Es war nicht zu erwarten, dass die Zusammenarbeit stets reibungslos verlaufen würde. Bei vielen Teilnehmenden - die Altersspanne reichte von 23 bis 58 Jahren - hatten sich nach erfolgloser Arbeitssuche bereits Perspektivlosigkeit und ein Gefühl der Sinnlosigkeit bisher erlangter Qualifikationen eingestellt. Das Ausstellungsprojekt ermöglichte ihnen, die eigenen Fähigkeiten kreativ zu erproben, neue und nützliche Kenntnisse zu erwerben, zu neuem Selbstbewusstsein zu gelangen und dem persönlichen Lebenslauf neue Impulse zu geben. Die so motivierte Mitarbeit implizierte jedoch die Tendenz zur blinden Konzentration auf die individuelle Aufgabe, mit deren Erfüllung man sich und andern etwas beweisen und die bisherigen Enttäuschungen im Berufsleben kompensieren wollte. So arbeiteten viele mit einem Perfektionismus, der nicht nur den Zeitplan durcheinander brachte, sondern nicht selten dem Ziel, eine Ausstellungspräsentation zu erarbeiten, zuwiderlief. Der Aufwand stand vielfach in keinem Verhältnis zum letztlich sichtbar gemachten, die Gefahr der Nicht-Verwendbarkeit des Erarbeiteten - und damit erneute Enttäuschungen - stellte sich unmittelbar ein. Arbeitsteiliges Vorgehen und Teamarbeit hatten viele Teilnehmer als Erfordernis für ein gutes Produkt bisher kaum kennen gelernt. Die Berufstätigen unter den Teilnehmern waren zeitlich unflexibel, andere mussten diversen Jobs nachgehen, um sich die Mitarbeit am Projekt "finanzieren" zu können, so dass Arbeitspensen und Arbeitsrhythmus bei Einzelnen erheblich divergierten. Ebenso wurde der notwendige Zeitaufwand teilweise stark unterschätzt. Verständlicherweise ließ die Motivation zuweilen nach, Zweifel entstanden, und die Gruppenleiter hatten alle Hände voll zu tun, die Teilnehmer zur weiteren Ausarbeitung ihrer Vorhaben zu ermuntern.
Unerfahrenheit und Unsicherheit im Umgang mit den Aufgaben provozierten nicht selten Missverständnisse und mangelnde Abstimmung. Die Museumsleitung nahm zwar an den Gesamt- und Gruppenleitertreffen teil, bot Anregungen, erörterte Fragen und Probleme und war bemüht, den Zeitplan durchzusetzen, hielt sich aber ansonsten im Hintergrund. Mit dieser Freiheit fühlten sich viele Teilnehmer überfordert. Sie erwarteten Anweisungen "von oben" und Entscheidungen der drei hauptamtlichen Museumskräfte: "Die müssen das doch schließlich wissen." Angesichts des Zusammenprallens unterschiedlichster Biografien, Motivationen und Erwartungen hat die Kooperation allerdings trotz Meinungsverschiedenheiten über Vorgehen und Kompetenzen und trotz kleinerer Krisen erstaunlich gut funktioniert. Nach der Eröffnung wurde die Ausstellung gleich im ersten Monat von 4 000 Menschen besucht, bis heute ist die Zahl der Besucher auf etwa 80 000 angewachsen.

=== Datenabschnitt ===
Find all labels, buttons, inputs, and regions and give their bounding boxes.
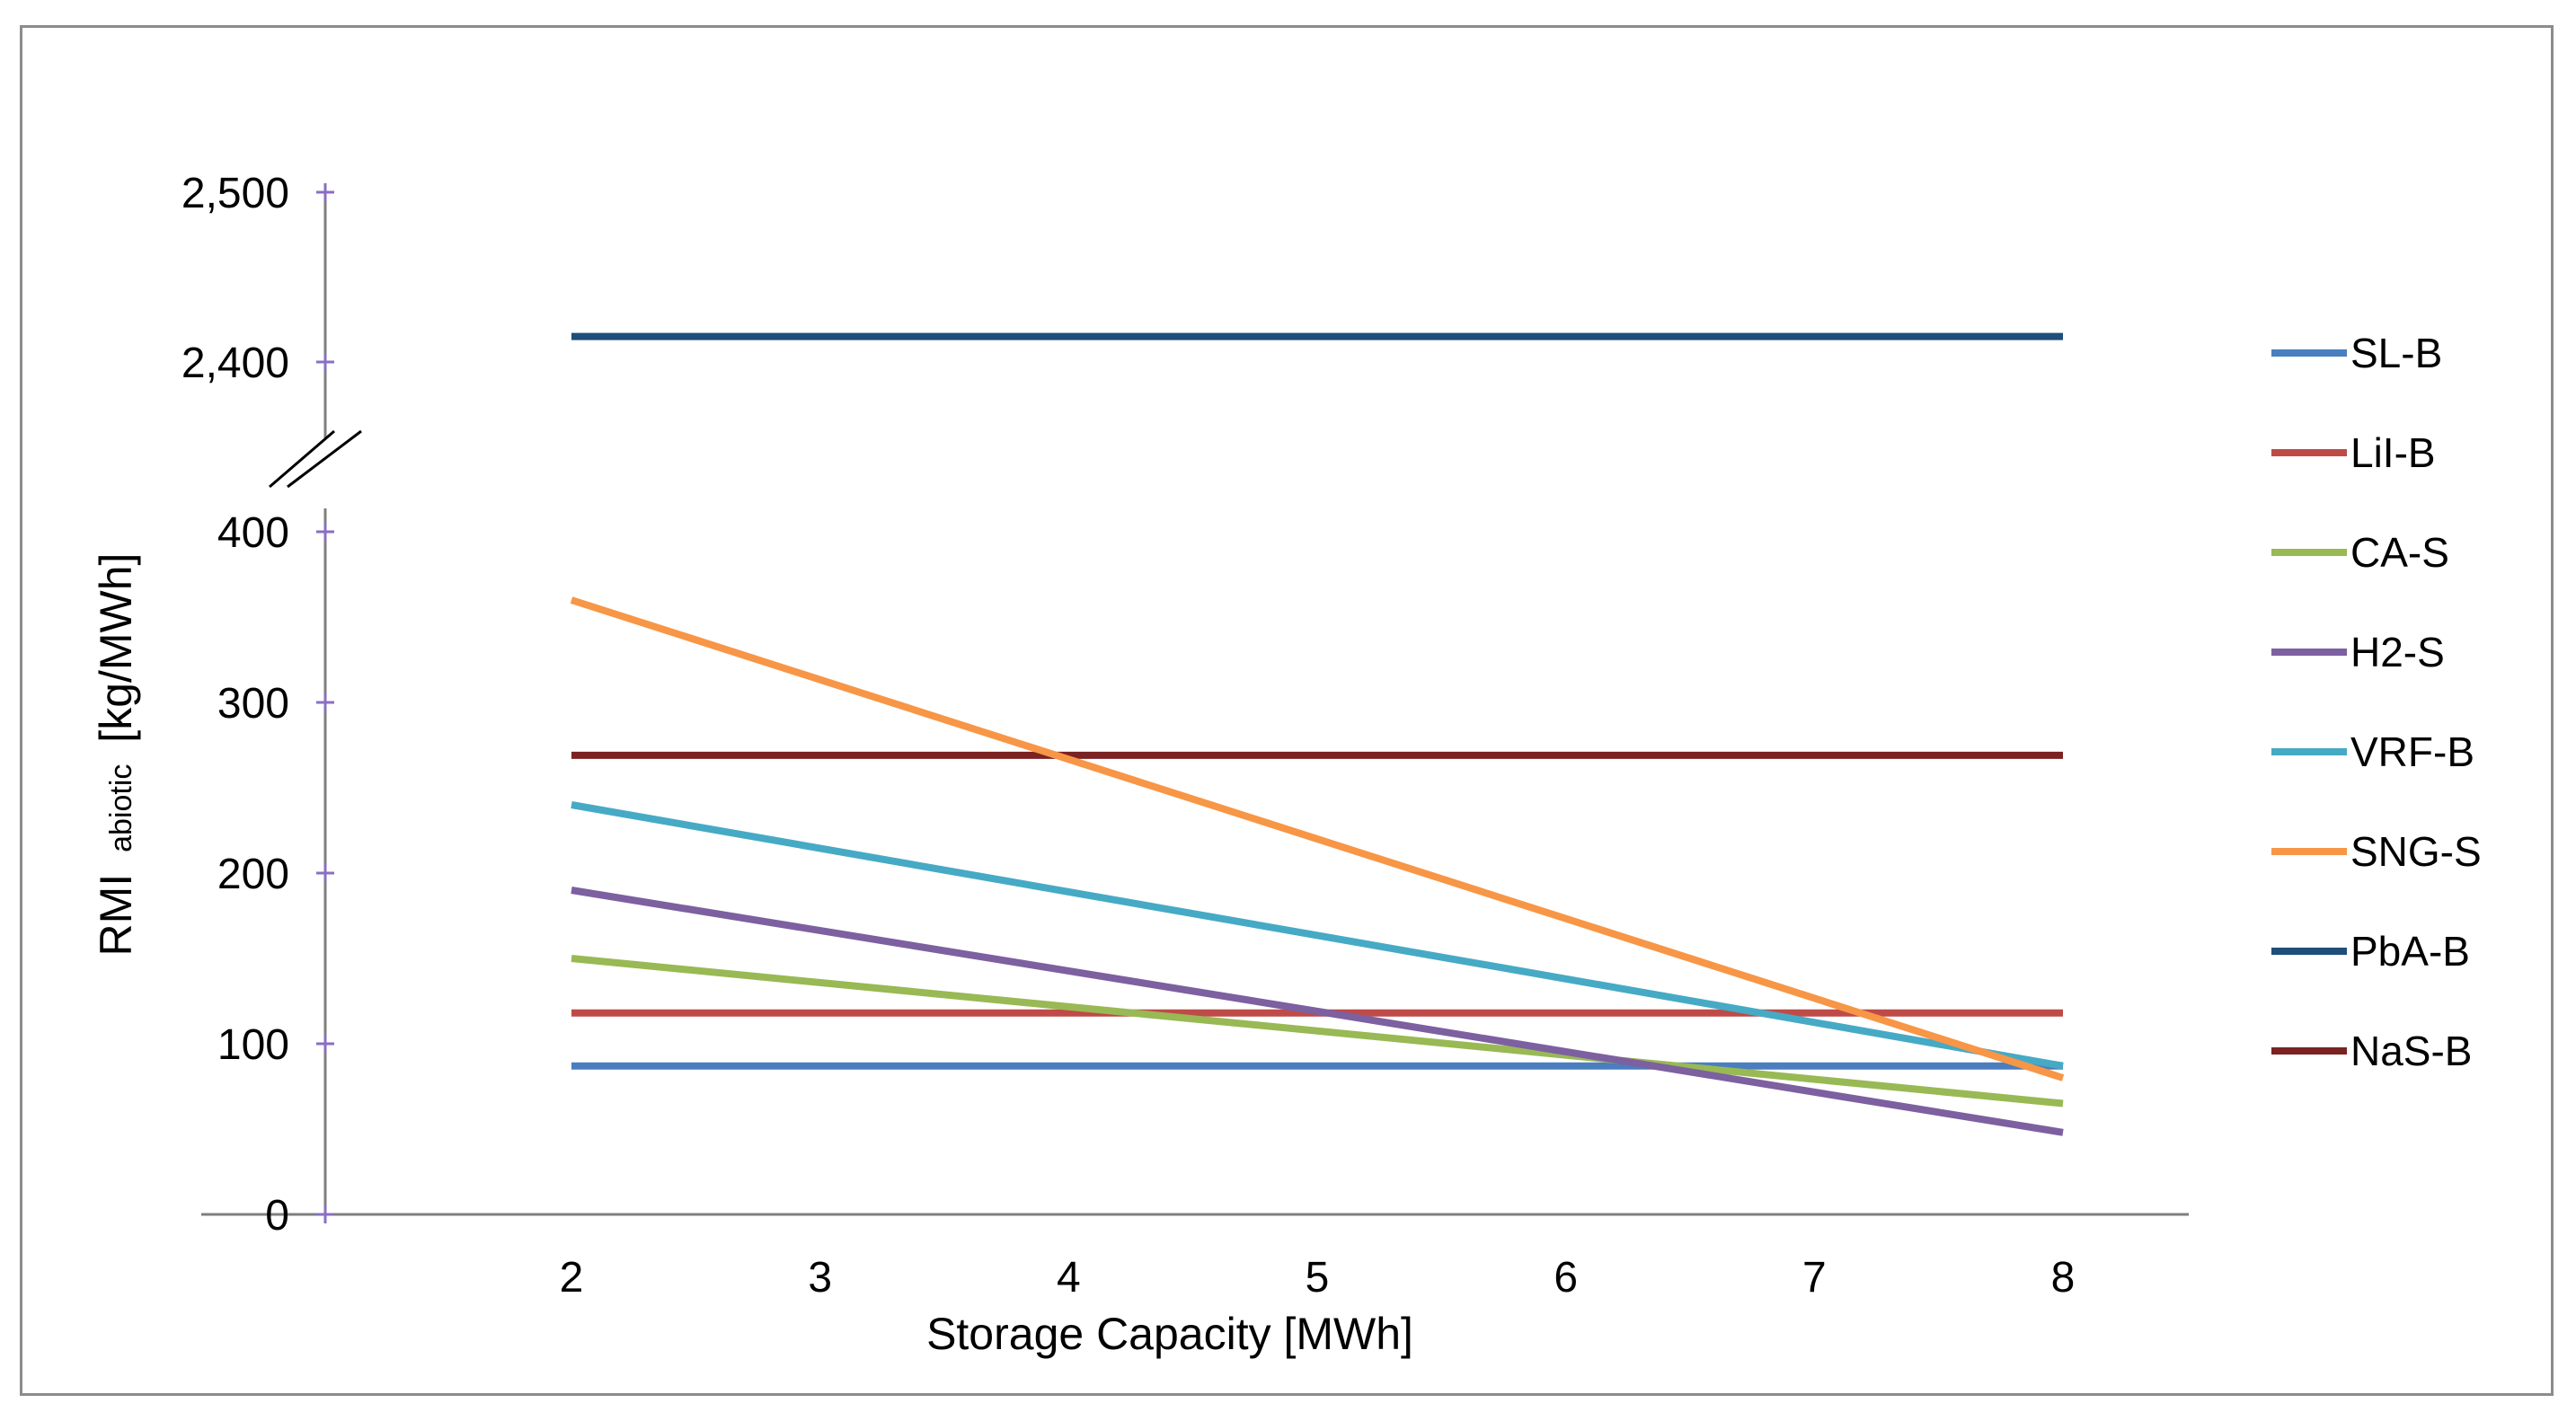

=== Aufgabe ===
Schreiben Sie den Text über das Ausstellungsprojekt nach seinem letzten Satz weiter.

=== Schriftliche Antwort ===
Während der einjährigen Laufzeit des Projekts wurden zahlreiche Kooperationspartner und Helfer im Bezirk gewonnen. Dazu gehören Einzelpersonen ebenso wie Initiativen, Archive, Vereine und Institutionen. Ehemalige und aktuelle Gewerbetreibende, Mieter und Kneipeninhaber steuerten Exponate und Texte bei, öffneten ihre privaten Archive und verhalfen zu weiteren Ansprechpartnern und Ideen. Die Vielfalt und der Ehrgeiz der letztendlich etwa 200 aktiven Projekteilnehmer machten deutlich, dass Kreativität und Engagement in dem von neuer Armut geprägten Gebiet potentiell vorhanden sind, dem Quartier aber Chancen fehlen, dies auch dauerhaft zu nutzen. Eine berufliche Perspektive hat das Projekt den wenigsten Teilnehmern eröffnen können.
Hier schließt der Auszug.